Skip the images and return the records below exactly.

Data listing
^^^^^^^^
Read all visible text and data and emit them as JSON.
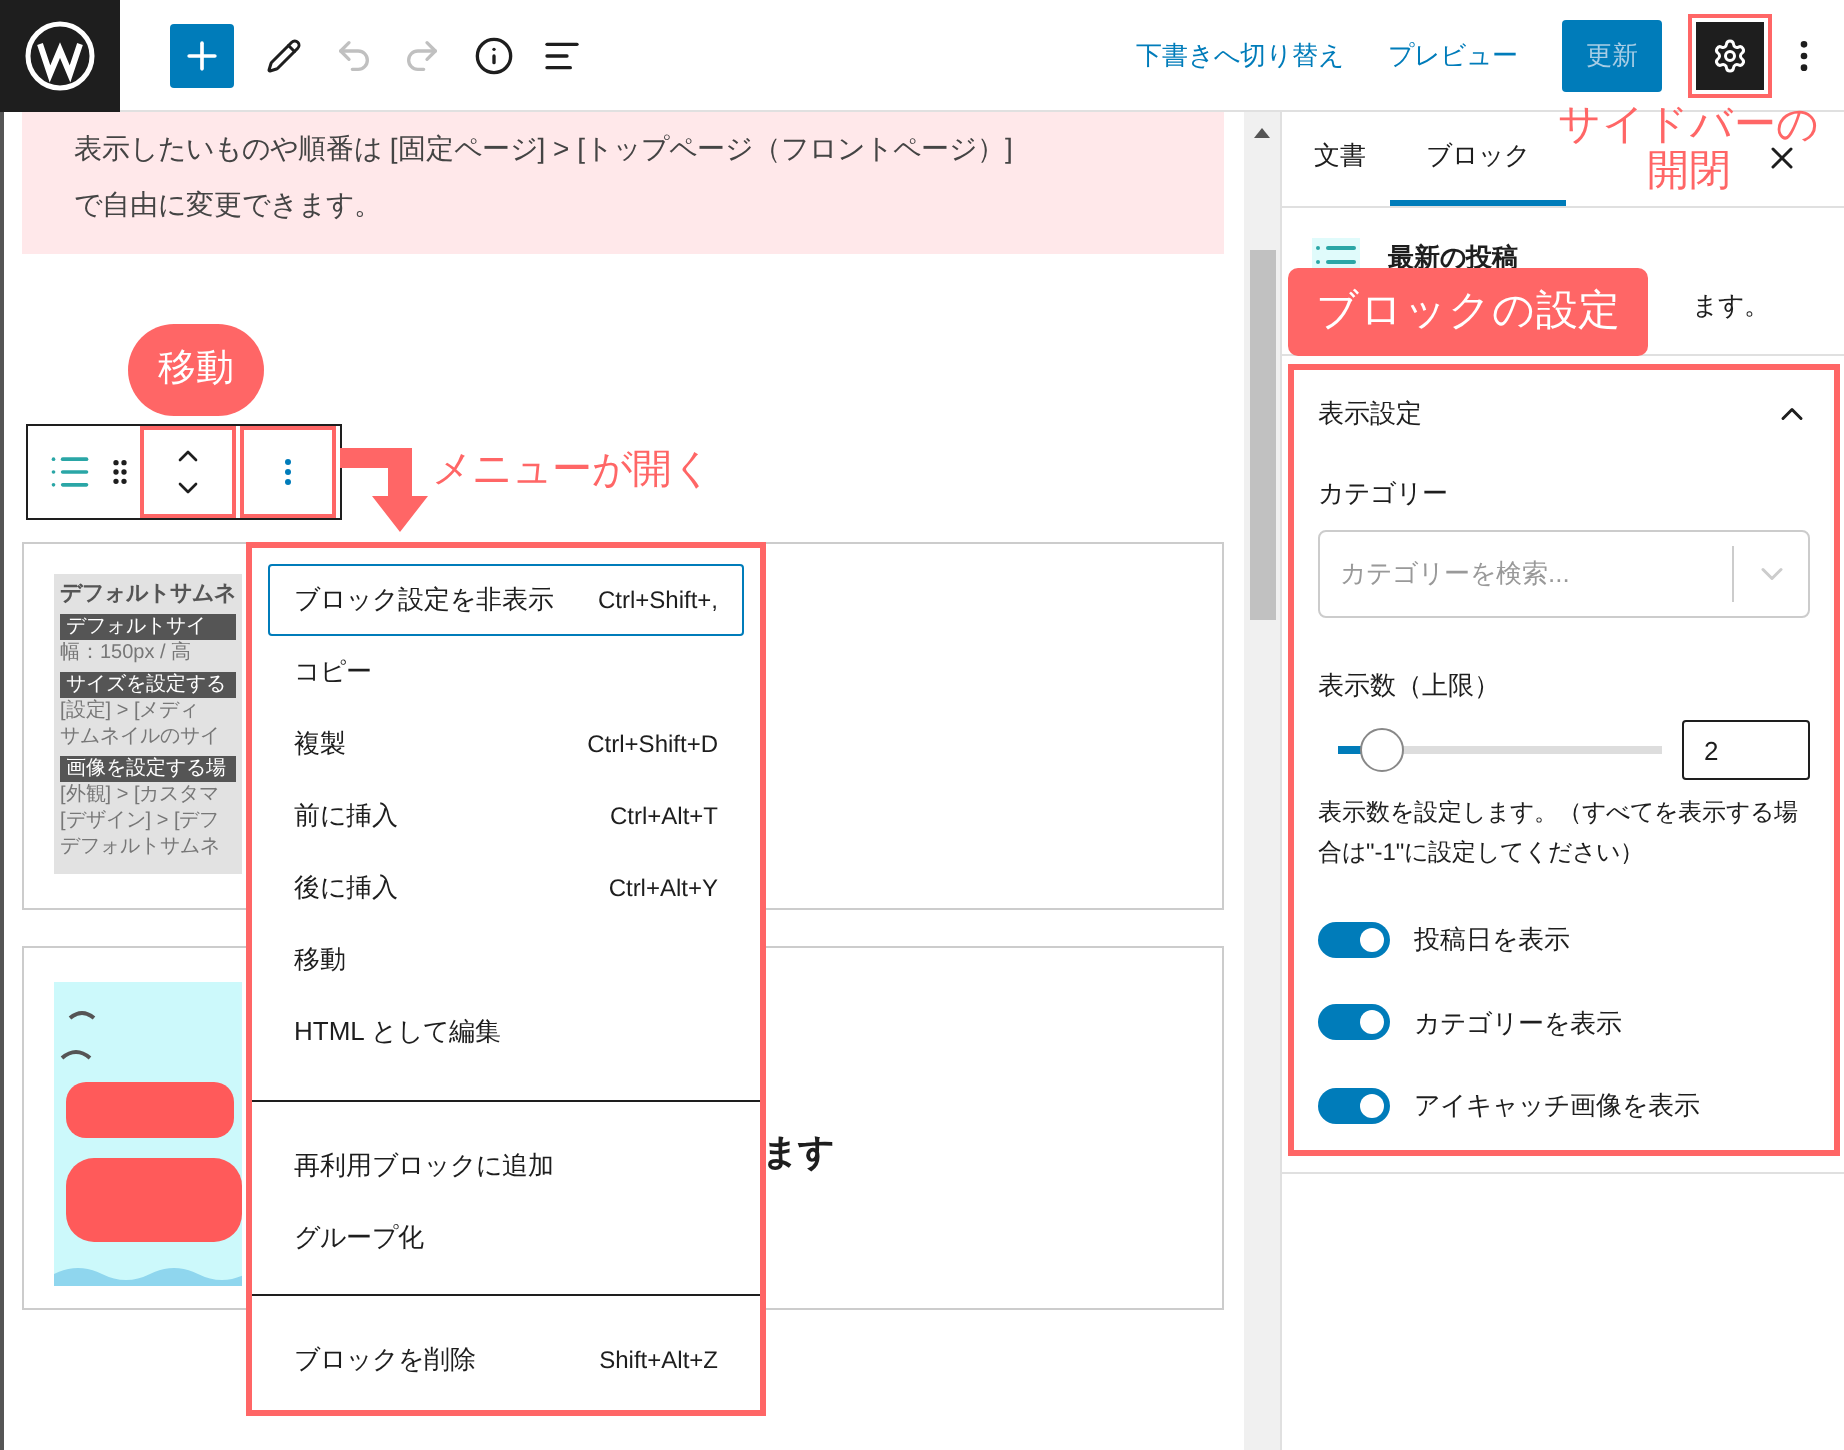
{
  "top_bar": {
    "history": [
      {
        "kind": "undo",
        "disabled": true
      },
      {
        "kind": "redo",
        "disabled": true
      }
    ],
    "actions": [
      {
        "label": "下書きへ切り替え"
      },
      {
        "label": "プレビュー"
      }
    ],
    "update_button": {
      "label": "更新",
      "disabled": true
    },
    "settings_button": {
      "selected": true
    }
  },
  "notice": {
    "lines": [
      "表示したいものや順番は [固定ページ] > [トップページ（フロントページ）]",
      "で自由に変更できます。"
    ]
  },
  "thumbnail_block": {
    "lines": [
      {
        "kind": "title",
        "text": "デフォルトサムネ"
      },
      {
        "kind": "label",
        "text": "デフォルトサイ"
      },
      {
        "kind": "text",
        "text": "幅：150px / 高"
      },
      {
        "kind": "label",
        "text": "サイズを設定する"
      },
      {
        "kind": "text",
        "text": "[設定] > [メディ"
      },
      {
        "kind": "text",
        "text": "サムネイルのサイ"
      },
      {
        "kind": "label",
        "text": "画像を設定する場"
      },
      {
        "kind": "text",
        "text": "[外観] > [カスタマ"
      },
      {
        "kind": "text",
        "text": "[デザイン] > [デフ"
      },
      {
        "kind": "text",
        "text": "デフォルトサムネ"
      }
    ]
  },
  "sale_block": {
    "title_tail": "ます"
  },
  "block_menu": {
    "groups": [
      [
        {
          "label": "ブロック設定を非表示",
          "shortcut": "Ctrl+Shift+,",
          "focused": true
        },
        {
          "label": "コピー",
          "focused": false
        },
        {
          "label": "複製",
          "shortcut": "Ctrl+Shift+D",
          "focused": false
        },
        {
          "label": "前に挿入",
          "shortcut": "Ctrl+Alt+T",
          "focused": false
        },
        {
          "label": "後に挿入",
          "shortcut": "Ctrl+Alt+Y",
          "focused": false
        },
        {
          "label": "移動",
          "focused": false
        },
        {
          "label": "HTML として編集",
          "focused": false
        }
      ],
      [
        {
          "label": "再利用ブロックに追加",
          "focused": false
        },
        {
          "label": "グループ化",
          "focused": false
        }
      ],
      [
        {
          "label": "ブロックを削除",
          "shortcut": "Shift+Alt+Z",
          "focused": false
        }
      ]
    ]
  },
  "sidebar": {
    "tabs": [
      {
        "label": "文書",
        "selected": false
      },
      {
        "label": "ブロック",
        "selected": true
      }
    ],
    "block_card": {
      "title": "最新の投稿",
      "description_tail": "ます。"
    },
    "panel": {
      "title": "表示設定",
      "expanded": true,
      "category": {
        "label": "カテゴリー",
        "placeholder": "カテゴリーを検索..."
      },
      "count": {
        "label": "表示数（上限）",
        "level": 0.1,
        "value": "2",
        "help": "表示数を設定します。（すべてを表示する場合は\"-1\"に設定してください）"
      },
      "toggles": [
        {
          "label": "投稿日を表示",
          "on": true
        },
        {
          "label": "カテゴリーを表示",
          "on": true
        },
        {
          "label": "アイキャッチ画像を表示",
          "on": true
        }
      ]
    }
  },
  "annotations": {
    "move": "移動",
    "menu_opens": "メニューが開く",
    "sidebar_toggle": [
      "サイドバーの",
      "開閉"
    ],
    "block_settings": "ブロックの設定"
  }
}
^^^^^^^^
RESPONSE.
Read all visible text and data and emit them as JSON.
{
  "top_bar": {
    "history": [
      {
        "kind": "undo",
        "disabled": true
      },
      {
        "kind": "redo",
        "disabled": true
      }
    ],
    "actions": [
      {
        "label": "下書きへ切り替え"
      },
      {
        "label": "プレビュー"
      }
    ],
    "update_button": {
      "label": "更新",
      "disabled": true
    },
    "settings_button": {
      "selected": true
    }
  },
  "notice": {
    "lines": [
      "表示したいものや順番は [固定ページ] > [トップページ（フロントページ）]",
      "で自由に変更できます。"
    ]
  },
  "thumbnail_block": {
    "lines": [
      {
        "kind": "title",
        "text": "デフォルトサムネ"
      },
      {
        "kind": "label",
        "text": "デフォルトサイ"
      },
      {
        "kind": "text",
        "text": "幅：150px / 高"
      },
      {
        "kind": "label",
        "text": "サイズを設定する"
      },
      {
        "kind": "text",
        "text": "[設定] > [メディ"
      },
      {
        "kind": "text",
        "text": "サムネイルのサイ"
      },
      {
        "kind": "label",
        "text": "画像を設定する場"
      },
      {
        "kind": "text",
        "text": "[外観] > [カスタマ"
      },
      {
        "kind": "text",
        "text": "[デザイン] > [デフ"
      },
      {
        "kind": "text",
        "text": "デフォルトサムネ"
      }
    ]
  },
  "sale_block": {
    "title_tail": "ます"
  },
  "block_menu": {
    "groups": [
      [
        {
          "label": "ブロック設定を非表示",
          "shortcut": "Ctrl+Shift+,",
          "focused": true
        },
        {
          "label": "コピー",
          "focused": false
        },
        {
          "label": "複製",
          "shortcut": "Ctrl+Shift+D",
          "focused": false
        },
        {
          "label": "前に挿入",
          "shortcut": "Ctrl+Alt+T",
          "focused": false
        },
        {
          "label": "後に挿入",
          "shortcut": "Ctrl+Alt+Y",
          "focused": false
        },
        {
          "label": "移動",
          "focused": false
        },
        {
          "label": "HTML として編集",
          "focused": false
        }
      ],
      [
        {
          "label": "再利用ブロックに追加",
          "focused": false
        },
        {
          "label": "グループ化",
          "focused": false
        }
      ],
      [
        {
          "label": "ブロックを削除",
          "shortcut": "Shift+Alt+Z",
          "focused": false
        }
      ]
    ]
  },
  "sidebar": {
    "tabs": [
      {
        "label": "文書",
        "selected": false
      },
      {
        "label": "ブロック",
        "selected": true
      }
    ],
    "block_card": {
      "title": "最新の投稿",
      "description_tail": "ます。"
    },
    "panel": {
      "title": "表示設定",
      "expanded": true,
      "category": {
        "label": "カテゴリー",
        "placeholder": "カテゴリーを検索..."
      },
      "count": {
        "label": "表示数（上限）",
        "level": 0.1,
        "value": "2",
        "help": "表示数を設定します。（すべてを表示する場合は\"-1\"に設定してください）"
      },
      "toggles": [
        {
          "label": "投稿日を表示",
          "on": true
        },
        {
          "label": "カテゴリーを表示",
          "on": true
        },
        {
          "label": "アイキャッチ画像を表示",
          "on": true
        }
      ]
    }
  },
  "annotations": {
    "move": "移動",
    "menu_opens": "メニューが開く",
    "sidebar_toggle": [
      "サイドバーの",
      "開閉"
    ],
    "block_settings": "ブロックの設定"
  }
}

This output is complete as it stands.